(Stored data)
<<<<

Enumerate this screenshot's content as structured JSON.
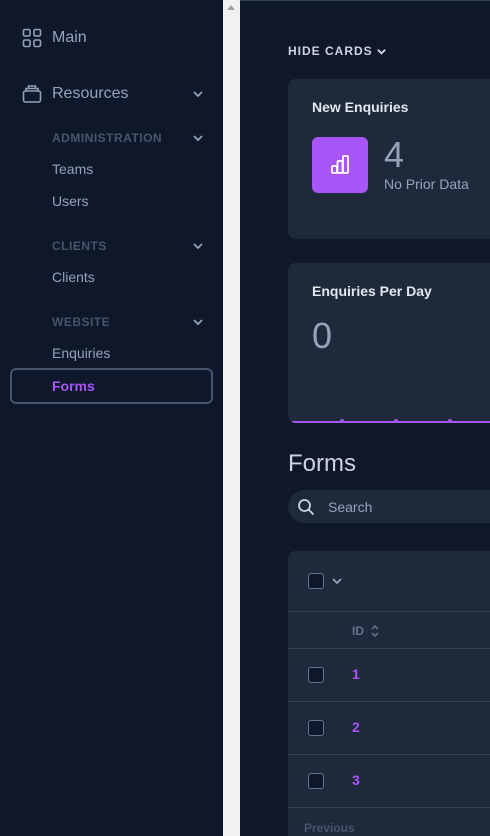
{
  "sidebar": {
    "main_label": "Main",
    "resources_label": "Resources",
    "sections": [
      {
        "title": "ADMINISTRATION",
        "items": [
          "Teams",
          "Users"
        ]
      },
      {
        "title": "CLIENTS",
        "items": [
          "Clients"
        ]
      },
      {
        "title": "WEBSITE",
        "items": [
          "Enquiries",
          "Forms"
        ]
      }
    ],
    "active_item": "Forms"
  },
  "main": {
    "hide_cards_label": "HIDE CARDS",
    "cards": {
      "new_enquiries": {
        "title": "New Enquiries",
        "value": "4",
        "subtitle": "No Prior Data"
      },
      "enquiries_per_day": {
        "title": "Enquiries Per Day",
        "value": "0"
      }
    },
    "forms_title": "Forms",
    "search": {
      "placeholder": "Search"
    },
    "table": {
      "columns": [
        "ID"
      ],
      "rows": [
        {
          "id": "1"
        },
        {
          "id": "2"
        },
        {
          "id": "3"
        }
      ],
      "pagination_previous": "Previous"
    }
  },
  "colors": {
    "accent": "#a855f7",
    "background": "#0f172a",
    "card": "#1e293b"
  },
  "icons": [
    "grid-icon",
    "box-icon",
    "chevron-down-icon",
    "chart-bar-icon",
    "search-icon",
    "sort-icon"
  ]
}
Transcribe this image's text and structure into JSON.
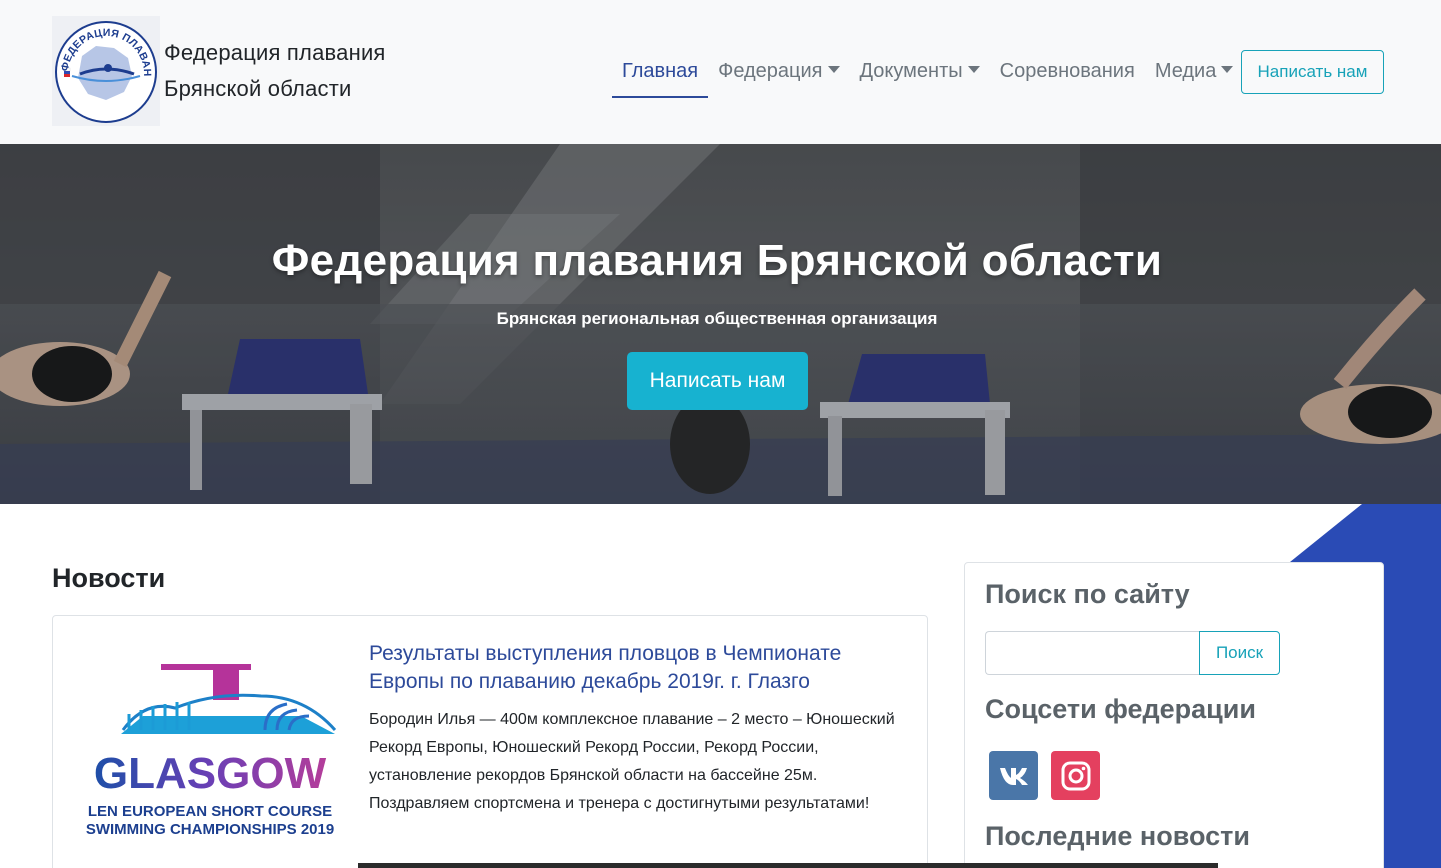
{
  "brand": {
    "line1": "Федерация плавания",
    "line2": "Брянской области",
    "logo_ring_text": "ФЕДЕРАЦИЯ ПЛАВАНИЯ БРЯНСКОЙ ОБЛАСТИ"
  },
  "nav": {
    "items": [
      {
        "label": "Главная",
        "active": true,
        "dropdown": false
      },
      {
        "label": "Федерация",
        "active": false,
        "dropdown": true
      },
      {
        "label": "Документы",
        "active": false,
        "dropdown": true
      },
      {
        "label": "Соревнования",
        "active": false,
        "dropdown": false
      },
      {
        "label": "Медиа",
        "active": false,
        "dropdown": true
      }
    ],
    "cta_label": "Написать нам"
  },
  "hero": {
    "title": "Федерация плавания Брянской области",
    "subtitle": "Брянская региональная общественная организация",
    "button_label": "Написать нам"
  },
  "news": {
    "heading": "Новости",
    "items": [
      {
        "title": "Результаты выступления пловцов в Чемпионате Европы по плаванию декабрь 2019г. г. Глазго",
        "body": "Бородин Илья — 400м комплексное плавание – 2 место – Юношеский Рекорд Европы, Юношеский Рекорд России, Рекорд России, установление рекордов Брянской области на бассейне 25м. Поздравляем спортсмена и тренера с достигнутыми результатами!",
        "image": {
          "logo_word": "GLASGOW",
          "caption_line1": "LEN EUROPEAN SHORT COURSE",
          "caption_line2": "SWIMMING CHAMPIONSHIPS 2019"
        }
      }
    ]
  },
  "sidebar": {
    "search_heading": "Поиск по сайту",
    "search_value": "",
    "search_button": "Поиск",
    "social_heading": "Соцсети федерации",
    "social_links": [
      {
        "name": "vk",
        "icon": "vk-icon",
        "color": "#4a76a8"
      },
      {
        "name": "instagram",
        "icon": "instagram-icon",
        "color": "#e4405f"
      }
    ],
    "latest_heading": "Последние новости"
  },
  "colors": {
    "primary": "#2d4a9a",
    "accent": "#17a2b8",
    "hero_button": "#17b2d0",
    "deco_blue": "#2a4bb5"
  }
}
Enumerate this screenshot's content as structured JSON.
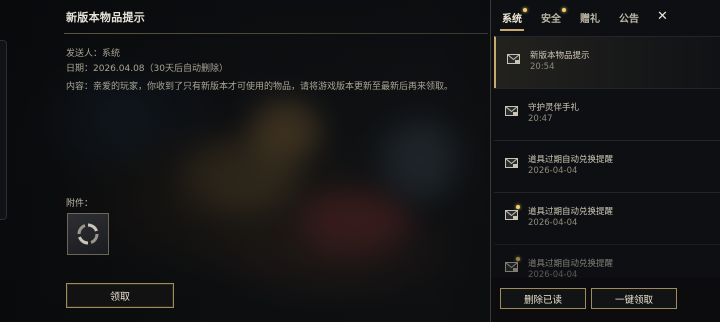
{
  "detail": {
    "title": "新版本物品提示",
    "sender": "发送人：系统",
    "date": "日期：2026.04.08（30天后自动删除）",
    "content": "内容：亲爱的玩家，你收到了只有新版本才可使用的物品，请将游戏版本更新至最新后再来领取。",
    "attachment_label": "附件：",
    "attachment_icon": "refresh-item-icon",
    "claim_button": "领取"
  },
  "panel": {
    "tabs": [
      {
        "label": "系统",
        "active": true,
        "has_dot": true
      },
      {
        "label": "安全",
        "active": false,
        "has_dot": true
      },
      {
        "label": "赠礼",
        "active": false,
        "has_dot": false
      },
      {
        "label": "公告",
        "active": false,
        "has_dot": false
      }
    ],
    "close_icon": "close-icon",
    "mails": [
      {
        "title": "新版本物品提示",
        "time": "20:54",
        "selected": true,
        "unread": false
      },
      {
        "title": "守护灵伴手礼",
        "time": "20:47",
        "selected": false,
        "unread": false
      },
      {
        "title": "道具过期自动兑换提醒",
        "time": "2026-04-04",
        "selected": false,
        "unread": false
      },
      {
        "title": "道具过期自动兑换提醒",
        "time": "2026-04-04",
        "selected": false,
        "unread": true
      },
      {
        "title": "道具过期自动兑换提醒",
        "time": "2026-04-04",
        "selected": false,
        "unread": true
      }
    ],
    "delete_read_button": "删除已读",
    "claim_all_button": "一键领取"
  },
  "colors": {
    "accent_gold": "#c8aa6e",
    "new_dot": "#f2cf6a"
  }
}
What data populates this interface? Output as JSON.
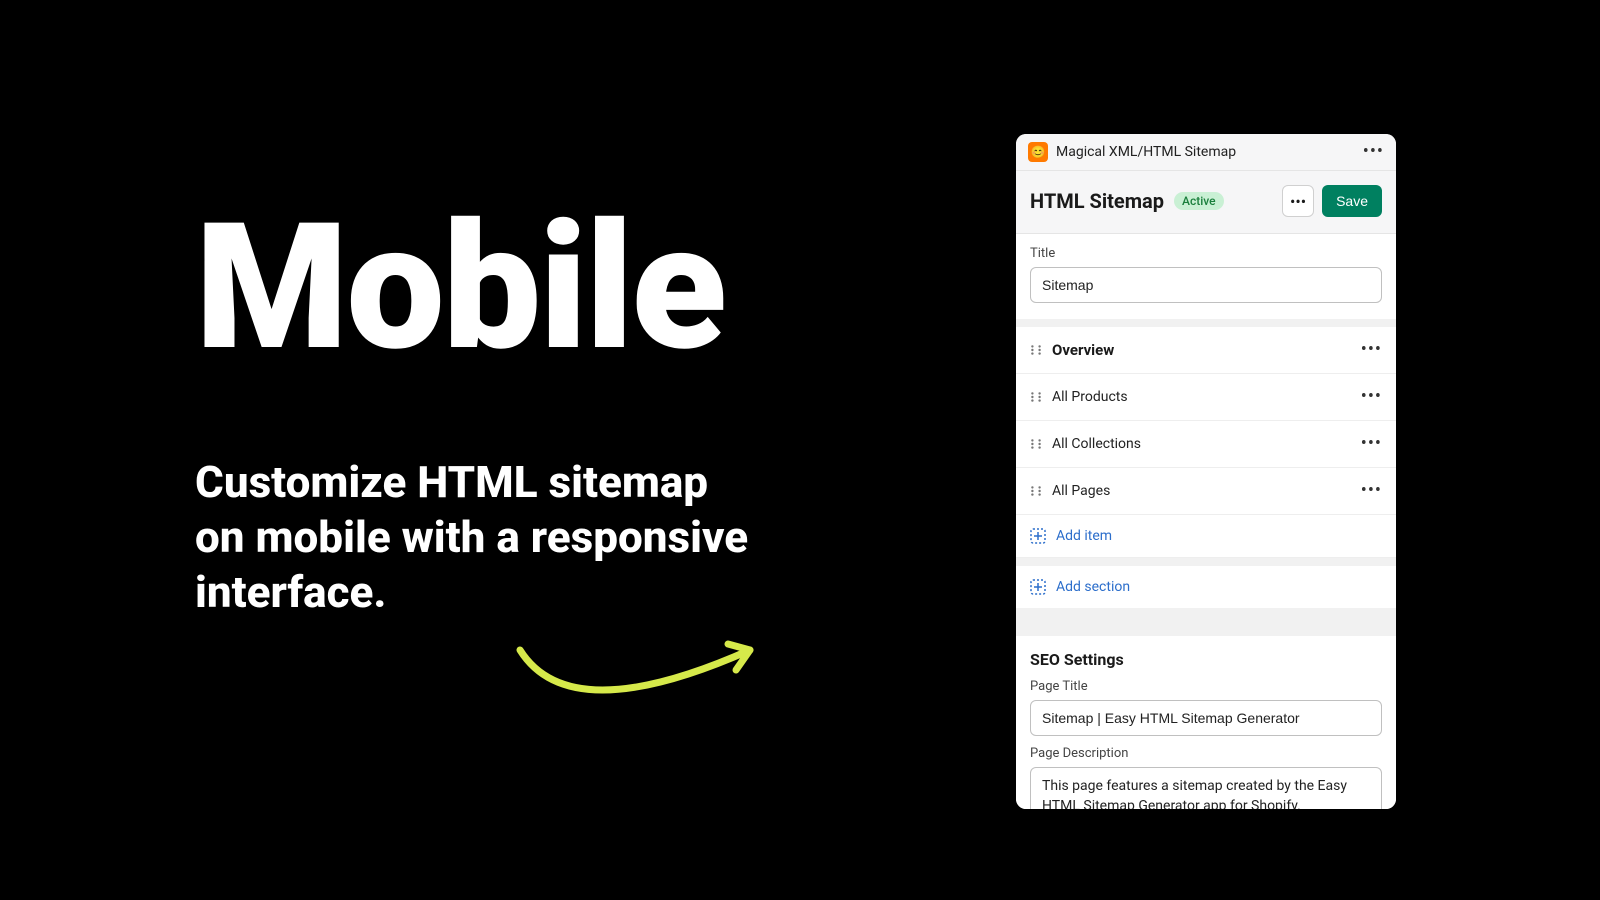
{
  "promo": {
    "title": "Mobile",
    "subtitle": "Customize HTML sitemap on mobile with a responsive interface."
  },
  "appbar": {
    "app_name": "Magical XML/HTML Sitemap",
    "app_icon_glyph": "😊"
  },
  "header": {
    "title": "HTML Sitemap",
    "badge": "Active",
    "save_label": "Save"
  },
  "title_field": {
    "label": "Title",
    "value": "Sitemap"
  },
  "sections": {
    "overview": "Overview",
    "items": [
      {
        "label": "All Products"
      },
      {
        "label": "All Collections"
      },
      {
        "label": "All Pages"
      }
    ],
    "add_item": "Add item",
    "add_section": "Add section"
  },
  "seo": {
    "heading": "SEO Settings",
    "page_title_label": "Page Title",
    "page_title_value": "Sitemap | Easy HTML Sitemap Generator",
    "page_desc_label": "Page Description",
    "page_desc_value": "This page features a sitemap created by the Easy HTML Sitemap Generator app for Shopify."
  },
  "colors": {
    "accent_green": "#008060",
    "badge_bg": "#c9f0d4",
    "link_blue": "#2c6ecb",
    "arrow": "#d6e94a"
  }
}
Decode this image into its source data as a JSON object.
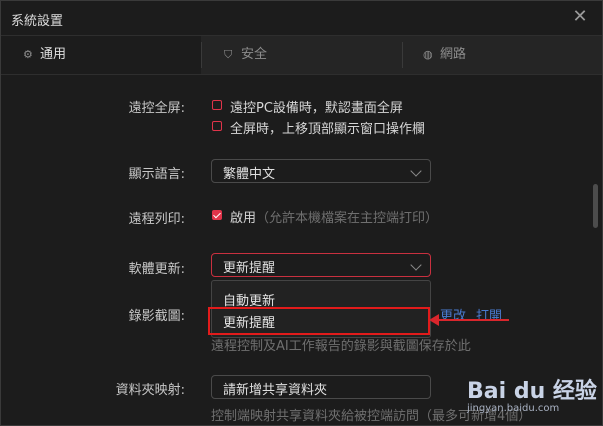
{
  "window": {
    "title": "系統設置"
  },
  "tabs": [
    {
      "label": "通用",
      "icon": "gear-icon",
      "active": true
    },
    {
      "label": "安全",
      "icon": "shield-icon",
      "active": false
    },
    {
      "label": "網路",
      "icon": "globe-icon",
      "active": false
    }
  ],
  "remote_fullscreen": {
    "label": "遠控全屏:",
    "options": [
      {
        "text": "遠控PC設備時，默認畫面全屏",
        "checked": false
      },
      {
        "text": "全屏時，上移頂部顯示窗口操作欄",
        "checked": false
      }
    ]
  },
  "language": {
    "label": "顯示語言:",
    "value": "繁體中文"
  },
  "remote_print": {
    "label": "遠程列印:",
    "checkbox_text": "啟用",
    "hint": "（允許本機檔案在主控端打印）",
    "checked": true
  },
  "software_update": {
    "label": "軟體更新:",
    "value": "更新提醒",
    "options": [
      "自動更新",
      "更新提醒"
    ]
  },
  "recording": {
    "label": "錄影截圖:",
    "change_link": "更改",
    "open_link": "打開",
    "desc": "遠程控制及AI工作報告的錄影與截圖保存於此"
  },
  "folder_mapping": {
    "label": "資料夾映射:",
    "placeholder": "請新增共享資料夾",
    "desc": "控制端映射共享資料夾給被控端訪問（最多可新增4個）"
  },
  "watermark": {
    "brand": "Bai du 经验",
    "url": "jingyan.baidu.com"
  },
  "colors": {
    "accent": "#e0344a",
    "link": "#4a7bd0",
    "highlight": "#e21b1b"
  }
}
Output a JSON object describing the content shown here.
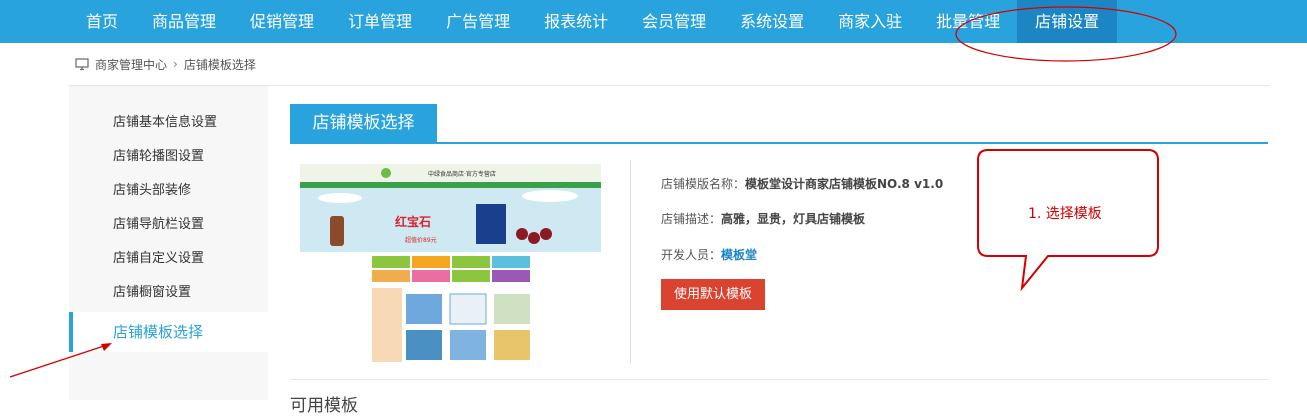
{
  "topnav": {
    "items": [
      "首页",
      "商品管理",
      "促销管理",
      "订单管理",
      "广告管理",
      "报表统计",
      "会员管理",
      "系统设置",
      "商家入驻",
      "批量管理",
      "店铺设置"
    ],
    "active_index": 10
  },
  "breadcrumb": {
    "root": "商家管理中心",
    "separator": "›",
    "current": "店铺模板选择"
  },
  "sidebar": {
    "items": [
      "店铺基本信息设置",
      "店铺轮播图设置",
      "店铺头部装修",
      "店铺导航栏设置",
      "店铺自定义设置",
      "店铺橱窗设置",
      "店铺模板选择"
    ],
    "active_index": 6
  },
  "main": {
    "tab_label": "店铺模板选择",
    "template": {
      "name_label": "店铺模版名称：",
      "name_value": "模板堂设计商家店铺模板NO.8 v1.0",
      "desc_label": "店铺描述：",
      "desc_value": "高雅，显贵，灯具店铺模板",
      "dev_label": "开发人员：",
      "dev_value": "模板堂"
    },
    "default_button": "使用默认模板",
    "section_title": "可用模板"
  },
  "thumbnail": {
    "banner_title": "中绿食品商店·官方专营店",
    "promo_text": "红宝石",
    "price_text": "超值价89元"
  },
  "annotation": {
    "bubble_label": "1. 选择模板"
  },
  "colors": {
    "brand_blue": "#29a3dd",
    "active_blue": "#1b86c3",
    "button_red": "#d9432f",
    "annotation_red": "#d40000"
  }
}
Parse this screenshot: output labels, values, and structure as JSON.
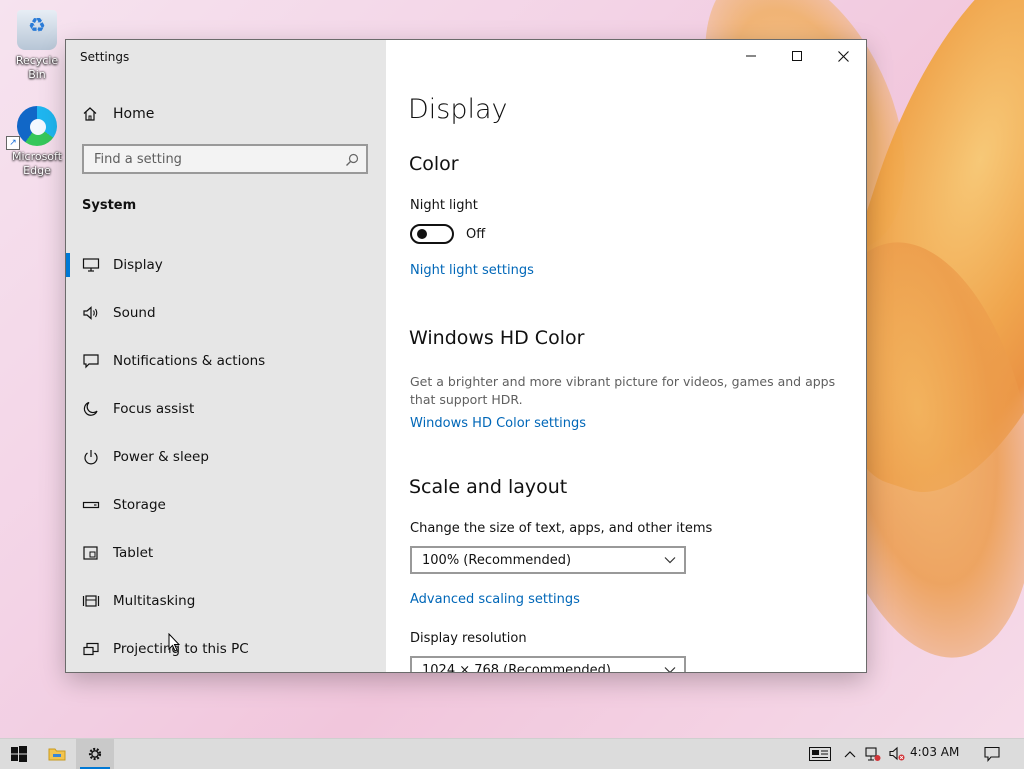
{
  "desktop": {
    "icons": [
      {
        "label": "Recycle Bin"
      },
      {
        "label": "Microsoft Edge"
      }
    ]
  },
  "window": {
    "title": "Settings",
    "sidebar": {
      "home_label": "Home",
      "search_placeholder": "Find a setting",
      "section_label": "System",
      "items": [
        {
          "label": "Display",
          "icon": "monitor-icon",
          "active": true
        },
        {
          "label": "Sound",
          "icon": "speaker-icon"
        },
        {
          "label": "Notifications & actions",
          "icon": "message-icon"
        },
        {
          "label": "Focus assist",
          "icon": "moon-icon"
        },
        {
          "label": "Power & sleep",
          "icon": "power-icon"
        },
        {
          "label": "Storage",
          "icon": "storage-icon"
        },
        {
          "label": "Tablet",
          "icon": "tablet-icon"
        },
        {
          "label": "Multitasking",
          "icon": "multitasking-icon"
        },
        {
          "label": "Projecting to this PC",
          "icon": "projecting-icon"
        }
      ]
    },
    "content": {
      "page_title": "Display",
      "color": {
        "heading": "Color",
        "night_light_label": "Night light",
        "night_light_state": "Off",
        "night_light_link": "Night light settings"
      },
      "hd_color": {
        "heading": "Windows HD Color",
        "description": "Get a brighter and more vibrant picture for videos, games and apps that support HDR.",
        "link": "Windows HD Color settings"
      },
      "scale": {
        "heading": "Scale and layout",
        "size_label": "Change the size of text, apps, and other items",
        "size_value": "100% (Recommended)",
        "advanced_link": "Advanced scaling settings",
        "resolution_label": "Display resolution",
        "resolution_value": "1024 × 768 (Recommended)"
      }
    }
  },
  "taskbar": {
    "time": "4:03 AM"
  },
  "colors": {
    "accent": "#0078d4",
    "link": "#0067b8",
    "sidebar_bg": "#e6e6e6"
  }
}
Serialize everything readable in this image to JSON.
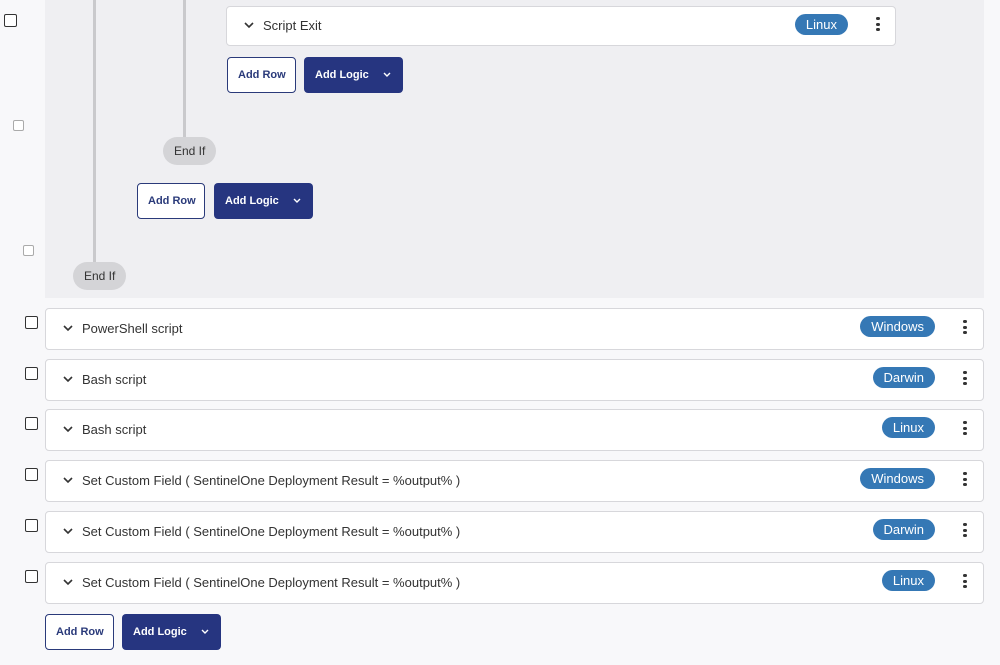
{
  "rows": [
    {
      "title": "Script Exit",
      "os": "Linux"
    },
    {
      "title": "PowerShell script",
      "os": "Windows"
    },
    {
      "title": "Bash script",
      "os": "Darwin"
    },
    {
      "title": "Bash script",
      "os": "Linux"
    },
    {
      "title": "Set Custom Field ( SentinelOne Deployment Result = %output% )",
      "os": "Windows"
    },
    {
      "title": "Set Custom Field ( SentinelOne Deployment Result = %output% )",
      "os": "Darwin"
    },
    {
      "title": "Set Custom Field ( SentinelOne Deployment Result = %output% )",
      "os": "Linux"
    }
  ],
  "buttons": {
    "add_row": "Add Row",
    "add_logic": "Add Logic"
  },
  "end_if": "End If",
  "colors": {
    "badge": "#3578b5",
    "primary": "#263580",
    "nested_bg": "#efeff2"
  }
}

>>>>

Objective
Go through the listing above and pull out each line containing the word "Generator".

Answer below
    "page_title_value": "Sitemap | Easy HTML Sitemap Generator",
    "page_desc_value": "This page features a sitemap created by the Easy HTML Sitemap Generator app for Shopify."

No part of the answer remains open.